_Written task_
Every line containing the word "нужд" needs to be found and copied.

Extracted data entries:

%%

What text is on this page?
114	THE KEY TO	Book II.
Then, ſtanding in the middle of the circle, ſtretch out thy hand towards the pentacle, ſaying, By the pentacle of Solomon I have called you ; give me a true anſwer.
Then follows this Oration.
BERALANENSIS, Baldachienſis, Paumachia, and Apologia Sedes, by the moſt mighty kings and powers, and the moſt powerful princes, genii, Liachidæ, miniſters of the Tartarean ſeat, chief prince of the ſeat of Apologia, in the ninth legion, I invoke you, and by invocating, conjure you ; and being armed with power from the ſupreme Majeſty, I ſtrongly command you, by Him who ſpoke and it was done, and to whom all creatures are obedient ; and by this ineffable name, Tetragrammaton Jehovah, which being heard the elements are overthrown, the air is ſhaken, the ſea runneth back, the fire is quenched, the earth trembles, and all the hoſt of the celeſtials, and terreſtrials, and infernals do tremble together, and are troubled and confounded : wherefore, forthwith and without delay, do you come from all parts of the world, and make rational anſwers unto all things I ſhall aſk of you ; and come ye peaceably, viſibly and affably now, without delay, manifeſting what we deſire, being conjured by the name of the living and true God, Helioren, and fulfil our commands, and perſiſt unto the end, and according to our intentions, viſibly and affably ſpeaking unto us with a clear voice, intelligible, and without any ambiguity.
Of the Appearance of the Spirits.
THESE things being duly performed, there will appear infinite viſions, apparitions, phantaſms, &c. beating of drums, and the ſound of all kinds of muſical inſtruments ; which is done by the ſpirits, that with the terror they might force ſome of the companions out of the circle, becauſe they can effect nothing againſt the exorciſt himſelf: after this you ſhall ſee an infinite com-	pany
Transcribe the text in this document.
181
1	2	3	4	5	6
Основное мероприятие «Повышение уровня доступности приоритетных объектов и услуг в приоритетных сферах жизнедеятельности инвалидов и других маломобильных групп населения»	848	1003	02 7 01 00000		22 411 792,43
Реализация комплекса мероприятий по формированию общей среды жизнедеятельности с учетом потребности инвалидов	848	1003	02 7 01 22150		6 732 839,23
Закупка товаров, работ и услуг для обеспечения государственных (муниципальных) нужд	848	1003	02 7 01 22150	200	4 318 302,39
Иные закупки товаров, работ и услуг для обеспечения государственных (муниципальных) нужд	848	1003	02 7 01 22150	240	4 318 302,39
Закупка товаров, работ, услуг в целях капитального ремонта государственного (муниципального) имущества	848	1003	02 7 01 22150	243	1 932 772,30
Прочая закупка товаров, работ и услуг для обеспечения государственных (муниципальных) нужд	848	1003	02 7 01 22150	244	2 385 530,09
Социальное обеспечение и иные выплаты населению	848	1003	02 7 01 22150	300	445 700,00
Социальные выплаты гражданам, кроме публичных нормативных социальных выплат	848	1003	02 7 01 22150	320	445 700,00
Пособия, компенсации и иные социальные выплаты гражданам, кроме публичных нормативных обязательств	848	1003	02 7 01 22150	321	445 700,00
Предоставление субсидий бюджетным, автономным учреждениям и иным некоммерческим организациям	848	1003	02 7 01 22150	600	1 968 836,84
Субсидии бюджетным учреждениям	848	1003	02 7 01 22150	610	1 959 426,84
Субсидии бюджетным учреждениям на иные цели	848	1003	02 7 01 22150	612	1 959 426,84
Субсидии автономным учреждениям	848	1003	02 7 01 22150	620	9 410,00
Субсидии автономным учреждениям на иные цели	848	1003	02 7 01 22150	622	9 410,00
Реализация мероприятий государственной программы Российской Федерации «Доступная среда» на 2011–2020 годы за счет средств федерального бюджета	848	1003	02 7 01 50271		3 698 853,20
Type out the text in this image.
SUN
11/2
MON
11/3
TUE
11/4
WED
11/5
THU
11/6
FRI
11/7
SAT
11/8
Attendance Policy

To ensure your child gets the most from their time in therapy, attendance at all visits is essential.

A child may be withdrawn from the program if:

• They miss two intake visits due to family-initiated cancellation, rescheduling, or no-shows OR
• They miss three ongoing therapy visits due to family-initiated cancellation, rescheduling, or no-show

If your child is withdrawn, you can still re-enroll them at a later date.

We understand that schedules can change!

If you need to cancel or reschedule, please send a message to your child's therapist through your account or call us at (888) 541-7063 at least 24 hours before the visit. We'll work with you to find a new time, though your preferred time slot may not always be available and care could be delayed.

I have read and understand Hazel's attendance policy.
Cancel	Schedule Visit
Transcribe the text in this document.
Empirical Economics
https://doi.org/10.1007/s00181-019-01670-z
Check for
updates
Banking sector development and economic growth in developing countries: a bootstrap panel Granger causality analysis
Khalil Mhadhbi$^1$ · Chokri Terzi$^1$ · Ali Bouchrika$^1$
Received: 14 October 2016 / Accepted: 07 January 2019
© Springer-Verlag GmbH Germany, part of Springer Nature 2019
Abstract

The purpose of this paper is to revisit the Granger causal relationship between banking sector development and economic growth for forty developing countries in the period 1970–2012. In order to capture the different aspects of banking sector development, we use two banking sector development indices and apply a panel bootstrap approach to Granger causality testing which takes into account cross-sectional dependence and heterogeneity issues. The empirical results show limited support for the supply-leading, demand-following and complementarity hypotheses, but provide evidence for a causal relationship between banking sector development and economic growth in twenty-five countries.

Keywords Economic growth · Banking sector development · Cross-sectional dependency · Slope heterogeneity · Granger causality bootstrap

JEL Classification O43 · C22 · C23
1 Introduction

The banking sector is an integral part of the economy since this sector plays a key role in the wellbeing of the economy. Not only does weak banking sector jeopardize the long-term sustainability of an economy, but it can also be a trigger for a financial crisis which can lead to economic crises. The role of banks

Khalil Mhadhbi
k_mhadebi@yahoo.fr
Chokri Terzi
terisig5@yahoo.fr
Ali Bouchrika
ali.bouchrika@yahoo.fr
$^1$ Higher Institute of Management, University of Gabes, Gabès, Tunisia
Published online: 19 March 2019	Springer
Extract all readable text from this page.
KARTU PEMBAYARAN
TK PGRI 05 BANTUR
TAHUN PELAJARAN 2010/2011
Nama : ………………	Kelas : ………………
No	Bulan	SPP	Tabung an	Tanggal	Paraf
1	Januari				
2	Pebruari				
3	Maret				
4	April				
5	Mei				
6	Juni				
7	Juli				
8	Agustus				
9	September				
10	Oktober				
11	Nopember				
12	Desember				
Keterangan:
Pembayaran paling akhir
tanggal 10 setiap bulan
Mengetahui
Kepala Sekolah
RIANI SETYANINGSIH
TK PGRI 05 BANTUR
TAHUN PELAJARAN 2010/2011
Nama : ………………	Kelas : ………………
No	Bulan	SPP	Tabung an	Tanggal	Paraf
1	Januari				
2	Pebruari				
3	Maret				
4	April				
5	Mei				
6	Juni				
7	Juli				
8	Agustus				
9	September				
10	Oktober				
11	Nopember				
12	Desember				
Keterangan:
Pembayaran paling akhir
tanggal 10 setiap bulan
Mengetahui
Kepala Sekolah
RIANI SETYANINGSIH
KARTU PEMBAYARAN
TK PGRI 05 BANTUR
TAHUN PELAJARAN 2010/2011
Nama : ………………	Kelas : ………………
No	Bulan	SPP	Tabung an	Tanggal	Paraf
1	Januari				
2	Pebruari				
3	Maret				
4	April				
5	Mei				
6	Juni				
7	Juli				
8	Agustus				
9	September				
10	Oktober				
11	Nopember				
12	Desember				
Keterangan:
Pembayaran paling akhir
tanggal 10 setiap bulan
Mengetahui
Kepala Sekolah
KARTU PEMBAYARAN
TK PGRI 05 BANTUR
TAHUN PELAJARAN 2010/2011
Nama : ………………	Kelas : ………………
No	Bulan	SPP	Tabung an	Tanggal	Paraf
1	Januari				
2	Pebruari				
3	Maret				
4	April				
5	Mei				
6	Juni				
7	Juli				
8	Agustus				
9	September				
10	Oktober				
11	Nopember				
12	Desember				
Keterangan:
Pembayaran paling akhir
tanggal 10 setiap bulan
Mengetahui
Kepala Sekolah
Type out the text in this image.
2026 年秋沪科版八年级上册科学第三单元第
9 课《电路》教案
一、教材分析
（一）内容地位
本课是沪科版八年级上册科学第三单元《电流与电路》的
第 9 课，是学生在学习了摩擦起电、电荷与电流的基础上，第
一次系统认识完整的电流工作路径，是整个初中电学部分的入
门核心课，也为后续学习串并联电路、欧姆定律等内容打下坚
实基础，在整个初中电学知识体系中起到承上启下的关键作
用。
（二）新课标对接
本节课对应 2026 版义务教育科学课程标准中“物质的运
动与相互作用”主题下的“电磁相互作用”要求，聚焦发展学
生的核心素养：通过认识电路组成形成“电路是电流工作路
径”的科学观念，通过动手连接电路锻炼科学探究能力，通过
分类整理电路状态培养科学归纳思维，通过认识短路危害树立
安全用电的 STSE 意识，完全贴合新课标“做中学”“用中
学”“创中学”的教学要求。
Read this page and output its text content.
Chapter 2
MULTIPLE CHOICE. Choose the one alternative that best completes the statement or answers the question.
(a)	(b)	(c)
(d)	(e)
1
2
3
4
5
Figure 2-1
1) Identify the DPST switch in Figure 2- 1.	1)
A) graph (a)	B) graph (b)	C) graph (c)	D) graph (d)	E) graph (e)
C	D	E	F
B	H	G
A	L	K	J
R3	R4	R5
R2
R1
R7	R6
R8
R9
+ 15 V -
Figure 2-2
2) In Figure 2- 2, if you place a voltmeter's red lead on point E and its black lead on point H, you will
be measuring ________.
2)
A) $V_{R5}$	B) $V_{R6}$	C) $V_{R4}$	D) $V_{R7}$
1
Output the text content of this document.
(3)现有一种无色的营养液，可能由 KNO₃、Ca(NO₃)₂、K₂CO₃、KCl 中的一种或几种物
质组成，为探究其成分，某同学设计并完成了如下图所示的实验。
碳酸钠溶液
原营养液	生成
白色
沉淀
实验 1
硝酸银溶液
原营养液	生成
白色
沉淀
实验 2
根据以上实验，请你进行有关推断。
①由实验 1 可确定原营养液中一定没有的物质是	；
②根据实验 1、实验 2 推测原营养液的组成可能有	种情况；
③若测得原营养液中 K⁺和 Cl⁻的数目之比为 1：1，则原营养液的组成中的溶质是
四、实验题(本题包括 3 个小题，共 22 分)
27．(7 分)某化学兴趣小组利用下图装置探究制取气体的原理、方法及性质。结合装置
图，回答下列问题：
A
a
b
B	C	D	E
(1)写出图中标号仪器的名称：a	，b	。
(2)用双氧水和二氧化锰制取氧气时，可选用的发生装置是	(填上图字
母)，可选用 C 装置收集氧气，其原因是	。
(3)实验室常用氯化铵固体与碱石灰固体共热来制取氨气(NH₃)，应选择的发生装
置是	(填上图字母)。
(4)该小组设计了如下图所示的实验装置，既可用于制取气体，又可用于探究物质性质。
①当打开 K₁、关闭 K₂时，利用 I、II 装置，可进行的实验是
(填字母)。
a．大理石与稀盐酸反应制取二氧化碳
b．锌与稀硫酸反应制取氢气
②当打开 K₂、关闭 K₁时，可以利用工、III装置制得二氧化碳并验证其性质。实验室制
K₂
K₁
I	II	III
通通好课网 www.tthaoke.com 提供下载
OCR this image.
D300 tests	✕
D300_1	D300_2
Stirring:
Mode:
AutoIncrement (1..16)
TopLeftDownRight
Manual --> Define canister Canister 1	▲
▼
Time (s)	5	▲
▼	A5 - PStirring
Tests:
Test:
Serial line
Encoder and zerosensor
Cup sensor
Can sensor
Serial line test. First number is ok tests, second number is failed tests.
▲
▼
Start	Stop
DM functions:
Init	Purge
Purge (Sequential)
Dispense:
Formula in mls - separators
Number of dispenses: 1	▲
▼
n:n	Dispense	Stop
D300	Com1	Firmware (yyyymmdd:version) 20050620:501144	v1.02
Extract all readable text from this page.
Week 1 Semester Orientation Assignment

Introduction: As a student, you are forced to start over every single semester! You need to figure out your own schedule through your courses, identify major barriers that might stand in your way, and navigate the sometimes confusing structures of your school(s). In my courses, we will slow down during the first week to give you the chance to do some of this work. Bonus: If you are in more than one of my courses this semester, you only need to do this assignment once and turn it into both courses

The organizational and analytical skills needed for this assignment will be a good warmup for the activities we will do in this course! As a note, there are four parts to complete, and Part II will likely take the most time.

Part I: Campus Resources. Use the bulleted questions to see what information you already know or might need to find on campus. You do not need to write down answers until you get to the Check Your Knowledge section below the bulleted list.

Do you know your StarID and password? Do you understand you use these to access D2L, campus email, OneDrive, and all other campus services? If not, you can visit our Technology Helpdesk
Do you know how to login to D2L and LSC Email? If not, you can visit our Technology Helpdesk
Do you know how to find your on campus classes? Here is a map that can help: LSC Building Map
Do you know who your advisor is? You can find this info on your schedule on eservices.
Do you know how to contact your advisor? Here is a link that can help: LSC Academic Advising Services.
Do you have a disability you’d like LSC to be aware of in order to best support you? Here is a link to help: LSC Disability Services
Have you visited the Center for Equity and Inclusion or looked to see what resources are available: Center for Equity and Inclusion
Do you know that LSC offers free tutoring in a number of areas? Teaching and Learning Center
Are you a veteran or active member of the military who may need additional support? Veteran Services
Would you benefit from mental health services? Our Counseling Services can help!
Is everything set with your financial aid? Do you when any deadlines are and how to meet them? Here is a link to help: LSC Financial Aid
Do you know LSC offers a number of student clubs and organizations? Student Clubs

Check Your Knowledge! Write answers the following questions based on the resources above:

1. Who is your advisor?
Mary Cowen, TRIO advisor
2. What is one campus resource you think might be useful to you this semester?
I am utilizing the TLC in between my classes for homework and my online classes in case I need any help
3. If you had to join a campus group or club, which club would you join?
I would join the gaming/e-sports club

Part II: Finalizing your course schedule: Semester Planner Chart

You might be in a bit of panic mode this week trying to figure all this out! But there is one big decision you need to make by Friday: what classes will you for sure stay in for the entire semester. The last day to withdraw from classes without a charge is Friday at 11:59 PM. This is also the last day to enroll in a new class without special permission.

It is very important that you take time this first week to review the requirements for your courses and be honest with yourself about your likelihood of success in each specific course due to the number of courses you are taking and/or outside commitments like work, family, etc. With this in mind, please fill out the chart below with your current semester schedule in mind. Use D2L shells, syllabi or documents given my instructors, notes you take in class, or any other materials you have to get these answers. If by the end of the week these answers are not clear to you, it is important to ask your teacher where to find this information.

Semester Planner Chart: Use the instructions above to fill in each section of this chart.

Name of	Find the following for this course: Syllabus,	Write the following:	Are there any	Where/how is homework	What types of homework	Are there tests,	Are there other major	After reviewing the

%%

_Final result_
Закупка товаров, работ и услуг для обеспечения государственных (муниципальных) нужд	848	1003	02 7 01 22150	200	4 318 302,39
Иные закупки товаров, работ и услуг для обеспечения государственных (муниципальных) нужд	848	1003	02 7 01 22150	240	4 318 302,39
Прочая закупка товаров, работ и услуг для обеспечения государственных (муниципальных) нужд	848	1003	02 7 01 22150	244	2 385 530,09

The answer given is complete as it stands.